- _EXERCISE DETAILS_
Edit the material below by replacing "surface-plot" with "surface-chart" and leaving everything else as it is.

- _RECORD EXCERPTS_
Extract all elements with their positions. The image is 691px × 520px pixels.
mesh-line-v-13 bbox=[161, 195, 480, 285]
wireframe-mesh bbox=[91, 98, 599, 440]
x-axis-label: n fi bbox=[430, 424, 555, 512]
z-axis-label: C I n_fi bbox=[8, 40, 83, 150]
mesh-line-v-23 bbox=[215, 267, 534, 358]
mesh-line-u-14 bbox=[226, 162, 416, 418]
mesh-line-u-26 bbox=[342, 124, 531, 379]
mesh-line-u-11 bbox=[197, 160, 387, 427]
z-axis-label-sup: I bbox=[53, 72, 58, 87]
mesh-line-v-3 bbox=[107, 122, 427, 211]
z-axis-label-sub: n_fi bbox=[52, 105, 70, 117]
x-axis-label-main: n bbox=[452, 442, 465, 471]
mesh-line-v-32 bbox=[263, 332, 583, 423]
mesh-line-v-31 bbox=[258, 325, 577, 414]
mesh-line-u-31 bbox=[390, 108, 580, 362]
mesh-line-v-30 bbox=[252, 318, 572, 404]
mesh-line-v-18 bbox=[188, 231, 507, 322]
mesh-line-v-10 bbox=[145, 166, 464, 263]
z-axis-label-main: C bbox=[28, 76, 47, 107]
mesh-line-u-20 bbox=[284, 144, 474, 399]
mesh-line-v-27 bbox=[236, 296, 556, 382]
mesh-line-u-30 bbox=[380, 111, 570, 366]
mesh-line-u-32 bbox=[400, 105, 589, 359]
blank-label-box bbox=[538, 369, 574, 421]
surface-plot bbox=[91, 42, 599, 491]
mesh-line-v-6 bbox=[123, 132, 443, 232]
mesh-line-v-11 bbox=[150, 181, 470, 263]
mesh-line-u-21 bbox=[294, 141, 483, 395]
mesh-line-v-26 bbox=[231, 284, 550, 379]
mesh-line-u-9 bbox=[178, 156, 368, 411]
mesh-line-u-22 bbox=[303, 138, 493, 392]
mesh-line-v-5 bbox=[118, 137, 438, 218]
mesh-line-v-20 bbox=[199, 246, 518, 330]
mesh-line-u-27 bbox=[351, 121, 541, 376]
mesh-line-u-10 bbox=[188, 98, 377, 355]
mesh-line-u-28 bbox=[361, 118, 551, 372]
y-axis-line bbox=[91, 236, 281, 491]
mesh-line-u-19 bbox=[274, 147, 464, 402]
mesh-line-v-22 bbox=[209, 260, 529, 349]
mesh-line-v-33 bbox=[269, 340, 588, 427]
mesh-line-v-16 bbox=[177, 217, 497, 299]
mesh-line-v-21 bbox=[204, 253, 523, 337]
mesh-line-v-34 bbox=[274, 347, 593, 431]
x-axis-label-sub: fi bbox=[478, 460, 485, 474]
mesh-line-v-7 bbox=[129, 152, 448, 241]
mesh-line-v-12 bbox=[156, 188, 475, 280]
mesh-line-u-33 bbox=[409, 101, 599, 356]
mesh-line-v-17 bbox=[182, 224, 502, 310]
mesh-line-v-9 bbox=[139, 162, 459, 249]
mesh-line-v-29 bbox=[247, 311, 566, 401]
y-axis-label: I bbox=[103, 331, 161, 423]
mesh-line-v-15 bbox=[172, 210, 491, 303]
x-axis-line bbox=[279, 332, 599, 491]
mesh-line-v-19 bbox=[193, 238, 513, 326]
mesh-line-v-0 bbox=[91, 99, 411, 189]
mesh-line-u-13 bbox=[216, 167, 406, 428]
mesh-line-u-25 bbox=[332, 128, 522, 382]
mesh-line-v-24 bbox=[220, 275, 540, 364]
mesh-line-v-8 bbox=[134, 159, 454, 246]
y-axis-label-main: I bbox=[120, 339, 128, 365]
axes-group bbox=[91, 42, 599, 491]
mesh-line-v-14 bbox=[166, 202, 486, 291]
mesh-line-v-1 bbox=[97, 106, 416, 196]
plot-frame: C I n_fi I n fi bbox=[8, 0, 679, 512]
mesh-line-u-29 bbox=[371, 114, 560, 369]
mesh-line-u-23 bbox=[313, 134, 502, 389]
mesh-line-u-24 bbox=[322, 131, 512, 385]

- _RESPONSE_
Extract all elements with their positions. The image is 691px × 520px pixels.
mesh-line-v-13 bbox=[161, 195, 480, 285]
wireframe-mesh bbox=[91, 98, 599, 440]
x-axis-label: n fi bbox=[430, 424, 555, 512]
z-axis-label: C I n_fi bbox=[8, 40, 83, 150]
mesh-line-v-23 bbox=[215, 267, 534, 358]
mesh-line-u-14 bbox=[226, 162, 416, 418]
mesh-line-u-26 bbox=[342, 124, 531, 379]
mesh-line-u-11 bbox=[197, 160, 387, 427]
z-axis-label-sup: I bbox=[53, 72, 58, 87]
mesh-line-v-3 bbox=[107, 122, 427, 211]
z-axis-label-sub: n_fi bbox=[52, 105, 70, 117]
x-axis-label-main: n bbox=[452, 442, 465, 471]
mesh-line-v-32 bbox=[263, 332, 583, 423]
mesh-line-v-31 bbox=[258, 325, 577, 414]
mesh-line-u-31 bbox=[390, 108, 580, 362]
mesh-line-v-30 bbox=[252, 318, 572, 404]
mesh-line-v-18 bbox=[188, 231, 507, 322]
mesh-line-v-10 bbox=[145, 166, 464, 263]
z-axis-label-main: C bbox=[28, 76, 47, 107]
mesh-line-u-20 bbox=[284, 144, 474, 399]
mesh-line-v-27 bbox=[236, 296, 556, 382]
mesh-line-u-30 bbox=[380, 111, 570, 366]
mesh-line-u-32 bbox=[400, 105, 589, 359]
blank-label-box bbox=[538, 369, 574, 421]
surface-chart bbox=[91, 42, 599, 491]
mesh-line-v-6 bbox=[123, 132, 443, 232]
mesh-line-v-11 bbox=[150, 181, 470, 263]
mesh-line-u-21 bbox=[294, 141, 483, 395]
mesh-line-v-26 bbox=[231, 284, 550, 379]
mesh-line-u-9 bbox=[178, 156, 368, 411]
mesh-line-u-22 bbox=[303, 138, 493, 392]
mesh-line-v-5 bbox=[118, 137, 438, 218]
mesh-line-v-20 bbox=[199, 246, 518, 330]
mesh-line-u-27 bbox=[351, 121, 541, 376]
mesh-line-u-10 bbox=[188, 98, 377, 355]
mesh-line-u-28 bbox=[361, 118, 551, 372]
y-axis-line bbox=[91, 236, 281, 491]
mesh-line-u-19 bbox=[274, 147, 464, 402]
mesh-line-v-22 bbox=[209, 260, 529, 349]
mesh-line-v-33 bbox=[269, 340, 588, 427]
mesh-line-v-16 bbox=[177, 217, 497, 299]
mesh-line-v-21 bbox=[204, 253, 523, 337]
mesh-line-v-34 bbox=[274, 347, 593, 431]
x-axis-label-sub: fi bbox=[478, 460, 485, 474]
mesh-line-v-7 bbox=[129, 152, 448, 241]
mesh-line-v-12 bbox=[156, 188, 475, 280]
mesh-line-u-33 bbox=[409, 101, 599, 356]
mesh-line-v-17 bbox=[182, 224, 502, 310]
mesh-line-v-9 bbox=[139, 162, 459, 249]
mesh-line-v-29 bbox=[247, 311, 566, 401]
y-axis-label: I bbox=[103, 331, 161, 423]
mesh-line-v-15 bbox=[172, 210, 491, 303]
x-axis-line bbox=[279, 332, 599, 491]
mesh-line-v-19 bbox=[193, 238, 513, 326]
mesh-line-v-0 bbox=[91, 99, 411, 189]
mesh-line-u-13 bbox=[216, 167, 406, 428]
mesh-line-u-25 bbox=[332, 128, 522, 382]
mesh-line-v-24 bbox=[220, 275, 540, 364]
mesh-line-v-8 bbox=[134, 159, 454, 246]
y-axis-label-main: I bbox=[120, 339, 128, 365]
axes-group bbox=[91, 42, 599, 491]
mesh-line-v-14 bbox=[166, 202, 486, 291]
mesh-line-v-1 bbox=[97, 106, 416, 196]
plot-frame: C I n_fi I n fi bbox=[8, 0, 679, 512]
mesh-line-u-29 bbox=[371, 114, 560, 369]
mesh-line-u-23 bbox=[313, 134, 502, 389]
mesh-line-u-24 bbox=[322, 131, 512, 385]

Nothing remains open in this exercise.